Written task
Each line that holds the string "warehousing" counts once; say how many such lines there are and add nothing.

[Figure content listings]
_ _ _ _ _ _ _

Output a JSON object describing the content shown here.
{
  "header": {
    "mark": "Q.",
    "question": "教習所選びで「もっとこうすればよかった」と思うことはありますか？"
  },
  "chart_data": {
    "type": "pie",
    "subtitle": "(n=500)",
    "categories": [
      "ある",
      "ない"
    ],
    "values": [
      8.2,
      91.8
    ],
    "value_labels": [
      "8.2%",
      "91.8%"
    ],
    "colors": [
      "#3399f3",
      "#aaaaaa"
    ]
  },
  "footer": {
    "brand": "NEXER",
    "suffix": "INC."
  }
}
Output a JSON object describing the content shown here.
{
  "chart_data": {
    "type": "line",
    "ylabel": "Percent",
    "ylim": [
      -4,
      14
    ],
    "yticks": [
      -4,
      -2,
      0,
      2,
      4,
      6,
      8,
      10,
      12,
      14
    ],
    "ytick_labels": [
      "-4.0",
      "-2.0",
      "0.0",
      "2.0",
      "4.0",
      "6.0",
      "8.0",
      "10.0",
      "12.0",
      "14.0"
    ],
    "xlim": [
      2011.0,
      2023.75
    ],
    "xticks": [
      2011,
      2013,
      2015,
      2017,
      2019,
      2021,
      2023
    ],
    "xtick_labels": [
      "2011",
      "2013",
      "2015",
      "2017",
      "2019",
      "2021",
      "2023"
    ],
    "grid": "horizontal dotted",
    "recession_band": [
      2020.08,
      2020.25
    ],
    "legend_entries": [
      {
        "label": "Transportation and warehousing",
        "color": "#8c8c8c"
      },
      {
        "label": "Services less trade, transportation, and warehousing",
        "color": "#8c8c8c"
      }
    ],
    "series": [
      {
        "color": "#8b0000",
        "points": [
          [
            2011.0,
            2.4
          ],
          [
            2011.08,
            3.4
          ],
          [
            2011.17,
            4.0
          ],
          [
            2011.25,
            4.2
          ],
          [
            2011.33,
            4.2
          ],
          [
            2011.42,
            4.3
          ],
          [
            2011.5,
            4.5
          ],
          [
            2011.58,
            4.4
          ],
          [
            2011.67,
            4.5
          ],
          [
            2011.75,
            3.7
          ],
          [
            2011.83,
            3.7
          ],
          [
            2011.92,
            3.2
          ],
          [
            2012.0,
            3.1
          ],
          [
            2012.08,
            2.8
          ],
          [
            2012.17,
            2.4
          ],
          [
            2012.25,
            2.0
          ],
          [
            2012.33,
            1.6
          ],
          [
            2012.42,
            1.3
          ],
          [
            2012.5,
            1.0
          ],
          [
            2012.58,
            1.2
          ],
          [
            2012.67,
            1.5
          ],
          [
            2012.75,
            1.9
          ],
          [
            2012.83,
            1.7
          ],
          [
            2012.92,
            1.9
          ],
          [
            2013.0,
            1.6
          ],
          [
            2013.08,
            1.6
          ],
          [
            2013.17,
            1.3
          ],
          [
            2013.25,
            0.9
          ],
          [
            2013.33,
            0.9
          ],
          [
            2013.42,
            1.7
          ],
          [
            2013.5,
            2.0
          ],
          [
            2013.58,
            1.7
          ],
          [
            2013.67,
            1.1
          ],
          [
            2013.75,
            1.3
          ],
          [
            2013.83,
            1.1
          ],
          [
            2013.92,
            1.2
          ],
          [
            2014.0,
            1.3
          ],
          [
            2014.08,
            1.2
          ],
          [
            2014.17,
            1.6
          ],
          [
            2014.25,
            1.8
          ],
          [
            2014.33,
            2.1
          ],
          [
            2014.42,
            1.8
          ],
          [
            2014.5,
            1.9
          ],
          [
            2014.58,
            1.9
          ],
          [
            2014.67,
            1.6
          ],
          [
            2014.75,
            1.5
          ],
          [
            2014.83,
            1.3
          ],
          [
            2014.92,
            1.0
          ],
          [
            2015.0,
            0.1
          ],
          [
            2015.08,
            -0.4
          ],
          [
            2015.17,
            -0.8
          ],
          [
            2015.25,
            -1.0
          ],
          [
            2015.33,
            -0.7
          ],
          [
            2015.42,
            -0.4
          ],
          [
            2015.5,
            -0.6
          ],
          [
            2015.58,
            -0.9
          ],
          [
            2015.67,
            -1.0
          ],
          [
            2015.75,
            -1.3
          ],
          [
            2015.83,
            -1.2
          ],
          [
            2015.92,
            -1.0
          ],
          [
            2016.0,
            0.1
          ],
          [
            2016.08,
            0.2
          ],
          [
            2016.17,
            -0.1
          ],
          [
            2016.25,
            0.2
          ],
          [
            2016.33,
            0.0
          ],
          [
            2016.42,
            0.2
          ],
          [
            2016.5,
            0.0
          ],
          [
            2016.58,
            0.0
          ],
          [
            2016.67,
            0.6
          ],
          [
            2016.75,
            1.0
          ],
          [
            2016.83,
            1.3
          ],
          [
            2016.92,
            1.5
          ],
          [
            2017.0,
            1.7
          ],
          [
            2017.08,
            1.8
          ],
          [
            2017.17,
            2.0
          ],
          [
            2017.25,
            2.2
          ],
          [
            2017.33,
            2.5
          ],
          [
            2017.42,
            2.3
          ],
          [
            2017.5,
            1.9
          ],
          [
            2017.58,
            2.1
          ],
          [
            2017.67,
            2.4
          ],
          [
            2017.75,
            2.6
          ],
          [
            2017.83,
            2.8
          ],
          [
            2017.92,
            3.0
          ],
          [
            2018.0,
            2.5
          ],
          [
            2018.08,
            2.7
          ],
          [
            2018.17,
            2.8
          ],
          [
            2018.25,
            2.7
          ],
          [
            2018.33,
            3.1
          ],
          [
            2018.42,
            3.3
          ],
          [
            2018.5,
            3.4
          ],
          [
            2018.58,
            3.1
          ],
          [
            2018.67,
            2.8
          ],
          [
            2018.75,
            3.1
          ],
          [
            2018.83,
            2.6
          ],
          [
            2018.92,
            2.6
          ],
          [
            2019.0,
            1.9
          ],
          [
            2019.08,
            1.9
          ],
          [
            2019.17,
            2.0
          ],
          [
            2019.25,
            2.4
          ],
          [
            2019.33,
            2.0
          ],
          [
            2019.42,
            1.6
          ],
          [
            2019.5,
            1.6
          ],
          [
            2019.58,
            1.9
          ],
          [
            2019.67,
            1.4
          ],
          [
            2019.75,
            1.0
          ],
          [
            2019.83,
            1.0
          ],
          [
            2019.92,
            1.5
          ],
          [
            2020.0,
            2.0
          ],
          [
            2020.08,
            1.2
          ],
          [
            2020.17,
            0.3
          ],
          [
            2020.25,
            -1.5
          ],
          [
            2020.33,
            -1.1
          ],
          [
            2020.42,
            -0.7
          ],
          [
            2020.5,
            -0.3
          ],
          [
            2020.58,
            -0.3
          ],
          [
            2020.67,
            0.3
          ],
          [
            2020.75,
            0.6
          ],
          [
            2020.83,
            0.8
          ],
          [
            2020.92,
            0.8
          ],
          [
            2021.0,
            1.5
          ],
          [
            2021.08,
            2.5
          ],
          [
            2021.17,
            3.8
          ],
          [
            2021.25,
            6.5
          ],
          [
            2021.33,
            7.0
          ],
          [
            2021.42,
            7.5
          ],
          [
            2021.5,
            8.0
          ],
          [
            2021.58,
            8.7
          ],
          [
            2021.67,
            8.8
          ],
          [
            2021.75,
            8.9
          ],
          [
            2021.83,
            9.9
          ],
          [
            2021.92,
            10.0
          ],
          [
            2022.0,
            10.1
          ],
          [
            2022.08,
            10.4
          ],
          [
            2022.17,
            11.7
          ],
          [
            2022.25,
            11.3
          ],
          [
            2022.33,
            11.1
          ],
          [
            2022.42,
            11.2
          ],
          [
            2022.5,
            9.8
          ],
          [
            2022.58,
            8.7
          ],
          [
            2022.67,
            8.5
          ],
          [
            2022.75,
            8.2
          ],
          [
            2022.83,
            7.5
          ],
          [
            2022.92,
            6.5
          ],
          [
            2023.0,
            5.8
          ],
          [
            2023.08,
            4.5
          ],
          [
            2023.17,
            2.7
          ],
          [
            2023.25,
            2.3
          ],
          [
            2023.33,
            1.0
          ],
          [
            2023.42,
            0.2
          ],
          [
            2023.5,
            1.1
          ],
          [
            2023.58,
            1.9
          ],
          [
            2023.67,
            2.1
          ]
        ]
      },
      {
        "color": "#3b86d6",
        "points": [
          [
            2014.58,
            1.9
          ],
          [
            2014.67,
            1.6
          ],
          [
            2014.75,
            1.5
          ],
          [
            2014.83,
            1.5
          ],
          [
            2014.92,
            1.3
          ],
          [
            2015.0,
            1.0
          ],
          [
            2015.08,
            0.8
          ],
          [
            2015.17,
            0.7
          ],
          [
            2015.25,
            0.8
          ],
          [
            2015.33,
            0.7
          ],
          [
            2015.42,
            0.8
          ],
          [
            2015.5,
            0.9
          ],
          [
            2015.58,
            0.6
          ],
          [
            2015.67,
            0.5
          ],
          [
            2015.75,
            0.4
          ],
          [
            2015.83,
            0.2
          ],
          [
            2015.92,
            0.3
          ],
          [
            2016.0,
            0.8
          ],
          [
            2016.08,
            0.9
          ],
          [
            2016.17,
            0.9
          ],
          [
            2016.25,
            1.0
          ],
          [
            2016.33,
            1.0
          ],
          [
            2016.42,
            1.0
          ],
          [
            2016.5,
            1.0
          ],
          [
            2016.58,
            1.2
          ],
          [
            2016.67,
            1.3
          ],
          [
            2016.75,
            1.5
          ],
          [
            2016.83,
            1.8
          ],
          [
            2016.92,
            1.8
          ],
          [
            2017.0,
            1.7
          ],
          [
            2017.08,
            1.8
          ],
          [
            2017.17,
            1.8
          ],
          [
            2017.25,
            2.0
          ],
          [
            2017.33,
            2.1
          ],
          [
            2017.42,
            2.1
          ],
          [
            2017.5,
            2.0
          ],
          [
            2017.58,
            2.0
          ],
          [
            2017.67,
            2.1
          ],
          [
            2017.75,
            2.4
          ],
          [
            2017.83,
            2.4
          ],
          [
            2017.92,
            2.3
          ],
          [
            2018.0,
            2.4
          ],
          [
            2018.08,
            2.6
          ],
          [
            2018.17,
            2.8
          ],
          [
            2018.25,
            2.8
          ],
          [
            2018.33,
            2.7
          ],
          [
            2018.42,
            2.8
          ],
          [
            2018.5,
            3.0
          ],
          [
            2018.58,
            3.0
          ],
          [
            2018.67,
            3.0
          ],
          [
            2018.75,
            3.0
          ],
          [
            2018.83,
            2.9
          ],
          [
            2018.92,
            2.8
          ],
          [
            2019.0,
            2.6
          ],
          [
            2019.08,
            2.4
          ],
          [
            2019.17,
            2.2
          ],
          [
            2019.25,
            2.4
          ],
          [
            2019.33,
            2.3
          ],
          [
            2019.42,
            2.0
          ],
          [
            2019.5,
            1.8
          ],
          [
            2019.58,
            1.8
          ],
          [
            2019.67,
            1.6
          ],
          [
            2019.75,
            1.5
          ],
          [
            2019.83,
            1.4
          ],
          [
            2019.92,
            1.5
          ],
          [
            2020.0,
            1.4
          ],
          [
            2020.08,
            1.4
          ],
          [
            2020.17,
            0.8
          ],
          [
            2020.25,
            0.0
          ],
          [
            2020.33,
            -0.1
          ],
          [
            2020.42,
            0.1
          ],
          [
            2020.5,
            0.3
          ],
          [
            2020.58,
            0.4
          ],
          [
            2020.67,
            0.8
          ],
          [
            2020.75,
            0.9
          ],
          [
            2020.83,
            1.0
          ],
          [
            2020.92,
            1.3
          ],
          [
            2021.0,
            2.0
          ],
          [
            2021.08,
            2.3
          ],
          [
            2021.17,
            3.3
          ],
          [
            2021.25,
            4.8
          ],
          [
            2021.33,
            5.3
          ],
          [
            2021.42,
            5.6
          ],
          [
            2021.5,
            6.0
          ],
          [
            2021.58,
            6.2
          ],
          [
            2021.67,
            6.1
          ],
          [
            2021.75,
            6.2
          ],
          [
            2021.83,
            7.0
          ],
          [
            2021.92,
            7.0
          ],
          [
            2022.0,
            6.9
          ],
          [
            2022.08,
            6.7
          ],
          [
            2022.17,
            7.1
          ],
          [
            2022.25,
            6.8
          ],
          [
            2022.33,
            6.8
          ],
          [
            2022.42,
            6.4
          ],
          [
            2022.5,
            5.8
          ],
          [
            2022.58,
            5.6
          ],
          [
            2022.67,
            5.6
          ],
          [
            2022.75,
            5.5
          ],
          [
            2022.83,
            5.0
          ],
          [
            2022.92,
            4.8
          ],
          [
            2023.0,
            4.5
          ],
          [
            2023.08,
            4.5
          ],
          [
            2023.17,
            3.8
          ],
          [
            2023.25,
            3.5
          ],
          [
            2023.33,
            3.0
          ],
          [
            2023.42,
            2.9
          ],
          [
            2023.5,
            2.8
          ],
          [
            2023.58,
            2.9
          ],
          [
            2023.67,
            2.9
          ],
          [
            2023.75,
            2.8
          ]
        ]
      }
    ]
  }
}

_ _ _ _ _ _ _

Written answer
2